* ITEMS
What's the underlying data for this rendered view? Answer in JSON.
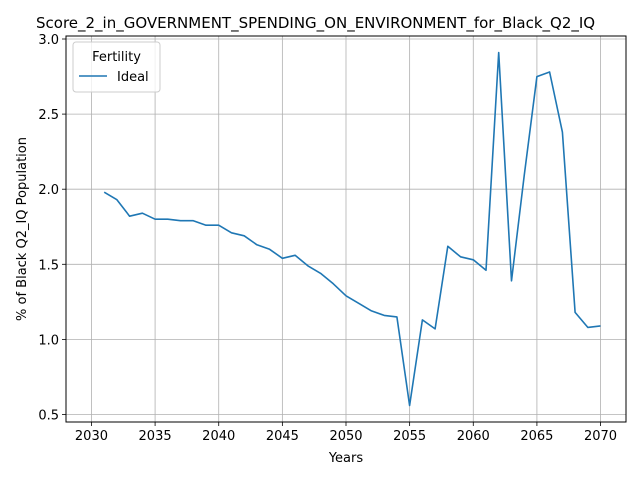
{
  "chart_data": {
    "type": "line",
    "title": "Score_2_in_GOVERNMENT_SPENDING_ON_ENVIRONMENT_for_Black_Q2_IQ",
    "xlabel": "Years",
    "ylabel": "% of Black Q2_IQ Population",
    "xlim": [
      2028,
      2072
    ],
    "ylim": [
      0.45,
      3.02
    ],
    "xticks": [
      2030,
      2035,
      2040,
      2045,
      2050,
      2055,
      2060,
      2065,
      2070
    ],
    "yticks": [
      0.5,
      1.0,
      1.5,
      2.0,
      2.5,
      3.0
    ],
    "xtick_labels": [
      "2030",
      "2035",
      "2040",
      "2045",
      "2050",
      "2055",
      "2060",
      "2065",
      "2070"
    ],
    "ytick_labels": [
      "0.5",
      "1.0",
      "1.5",
      "2.0",
      "2.5",
      "3.0"
    ],
    "grid": true,
    "legend": {
      "title": "Fertility",
      "placement": "top-left"
    },
    "series": [
      {
        "name": "Ideal",
        "color": "#1f77b4",
        "x": [
          2031,
          2032,
          2033,
          2034,
          2035,
          2036,
          2037,
          2038,
          2039,
          2040,
          2041,
          2042,
          2043,
          2044,
          2045,
          2046,
          2047,
          2048,
          2049,
          2050,
          2051,
          2052,
          2053,
          2054,
          2055,
          2056,
          2057,
          2058,
          2059,
          2060,
          2061,
          2062,
          2063,
          2064,
          2065,
          2066,
          2067,
          2068,
          2069,
          2070
        ],
        "values": [
          1.98,
          1.93,
          1.82,
          1.84,
          1.8,
          1.8,
          1.79,
          1.79,
          1.76,
          1.76,
          1.71,
          1.69,
          1.63,
          1.6,
          1.54,
          1.56,
          1.49,
          1.44,
          1.37,
          1.29,
          1.24,
          1.19,
          1.16,
          1.15,
          0.56,
          1.13,
          1.07,
          1.62,
          1.55,
          1.53,
          1.46,
          2.91,
          1.39,
          2.09,
          2.75,
          2.78,
          2.38,
          1.18,
          1.08,
          1.09
        ]
      }
    ]
  }
}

* WHAT YOU HAVE TO DO
What comes back should match the records exactly, minus any pictures.

* CORRECT RESULT
What's the underlying data for this rendered view? Answer in JSON.
{
  "chart_data": {
    "type": "line",
    "title": "Score_2_in_GOVERNMENT_SPENDING_ON_ENVIRONMENT_for_Black_Q2_IQ",
    "xlabel": "Years",
    "ylabel": "% of Black Q2_IQ Population",
    "xlim": [
      2028,
      2072
    ],
    "ylim": [
      0.45,
      3.02
    ],
    "xticks": [
      2030,
      2035,
      2040,
      2045,
      2050,
      2055,
      2060,
      2065,
      2070
    ],
    "yticks": [
      0.5,
      1.0,
      1.5,
      2.0,
      2.5,
      3.0
    ],
    "xtick_labels": [
      "2030",
      "2035",
      "2040",
      "2045",
      "2050",
      "2055",
      "2060",
      "2065",
      "2070"
    ],
    "ytick_labels": [
      "0.5",
      "1.0",
      "1.5",
      "2.0",
      "2.5",
      "3.0"
    ],
    "grid": true,
    "legend": {
      "title": "Fertility",
      "placement": "top-left"
    },
    "series": [
      {
        "name": "Ideal",
        "color": "#1f77b4",
        "x": [
          2031,
          2032,
          2033,
          2034,
          2035,
          2036,
          2037,
          2038,
          2039,
          2040,
          2041,
          2042,
          2043,
          2044,
          2045,
          2046,
          2047,
          2048,
          2049,
          2050,
          2051,
          2052,
          2053,
          2054,
          2055,
          2056,
          2057,
          2058,
          2059,
          2060,
          2061,
          2062,
          2063,
          2064,
          2065,
          2066,
          2067,
          2068,
          2069,
          2070
        ],
        "values": [
          1.98,
          1.93,
          1.82,
          1.84,
          1.8,
          1.8,
          1.79,
          1.79,
          1.76,
          1.76,
          1.71,
          1.69,
          1.63,
          1.6,
          1.54,
          1.56,
          1.49,
          1.44,
          1.37,
          1.29,
          1.24,
          1.19,
          1.16,
          1.15,
          0.56,
          1.13,
          1.07,
          1.62,
          1.55,
          1.53,
          1.46,
          2.91,
          1.39,
          2.09,
          2.75,
          2.78,
          2.38,
          1.18,
          1.08,
          1.09
        ]
      }
    ]
  }
}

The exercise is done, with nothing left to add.